--- Begin INFORMATION SUPPLIED ---

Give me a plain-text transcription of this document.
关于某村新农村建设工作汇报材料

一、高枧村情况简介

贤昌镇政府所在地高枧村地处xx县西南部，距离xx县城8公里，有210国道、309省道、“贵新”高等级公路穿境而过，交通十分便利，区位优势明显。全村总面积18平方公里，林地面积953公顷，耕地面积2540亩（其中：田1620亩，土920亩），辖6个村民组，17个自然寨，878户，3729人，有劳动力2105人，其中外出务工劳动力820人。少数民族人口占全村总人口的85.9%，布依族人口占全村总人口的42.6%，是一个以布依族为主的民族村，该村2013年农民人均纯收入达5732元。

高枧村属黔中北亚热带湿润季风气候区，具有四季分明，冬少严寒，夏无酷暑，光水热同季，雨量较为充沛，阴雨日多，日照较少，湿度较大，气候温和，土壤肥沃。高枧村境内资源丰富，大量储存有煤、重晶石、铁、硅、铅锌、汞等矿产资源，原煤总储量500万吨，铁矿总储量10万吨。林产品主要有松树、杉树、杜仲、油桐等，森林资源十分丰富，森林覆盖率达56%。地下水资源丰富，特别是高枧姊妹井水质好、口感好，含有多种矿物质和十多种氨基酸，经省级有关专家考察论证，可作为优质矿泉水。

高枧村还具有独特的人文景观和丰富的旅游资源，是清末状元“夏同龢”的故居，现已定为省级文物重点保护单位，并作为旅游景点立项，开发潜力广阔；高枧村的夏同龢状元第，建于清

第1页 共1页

--- End INFORMATION SUPPLIED ---

[WHAT IS NEEDED]
Return the entries above exactly, each one complete.

[SOLUTION TO THE PROBLEM]
Give me a plain-text transcription of this document.
关于某村新农村建设工作汇报材料

一、高枧村情况简介

贤昌镇政府所在地高枧村地处xx县西南部，距离xx县城8公里，有210国道、309省道、“贵新”高等级公路穿境而过，交通十分便利，区位优势明显。全村总面积18平方公里，林地面积953公顷，耕地面积2540亩（其中：田1620亩，土920亩），辖6个村民组，17个自然寨，878户，3729人，有劳动力2105人，其中外出务工劳动力820人。少数民族人口占全村总人口的85.9%，布依族人口占全村总人口的42.6%，是一个以布依族为主的民族村，该村2013年农民人均纯收入达5732元。

高枧村属黔中北亚热带湿润季风气候区，具有四季分明，冬少严寒，夏无酷暑，光水热同季，雨量较为充沛，阴雨日多，日照较少，湿度较大，气候温和，土壤肥沃。高枧村境内资源丰富，大量储存有煤、重晶石、铁、硅、铅锌、汞等矿产资源，原煤总储量500万吨，铁矿总储量10万吨。林产品主要有松树、杉树、杜仲、油桐等，森林资源十分丰富，森林覆盖率达56%。地下水资源丰富，特别是高枧姊妹井水质好、口感好，含有多种矿物质和十多种氨基酸，经省级有关专家考察论证，可作为优质矿泉水。

高枧村还具有独特的人文景观和丰富的旅游资源，是清末状元“夏同龢”的故居，现已定为省级文物重点保护单位，并作为旅游景点立项，开发潜力广阔；高枧村的夏同龢状元第，建于清

第1页 共1页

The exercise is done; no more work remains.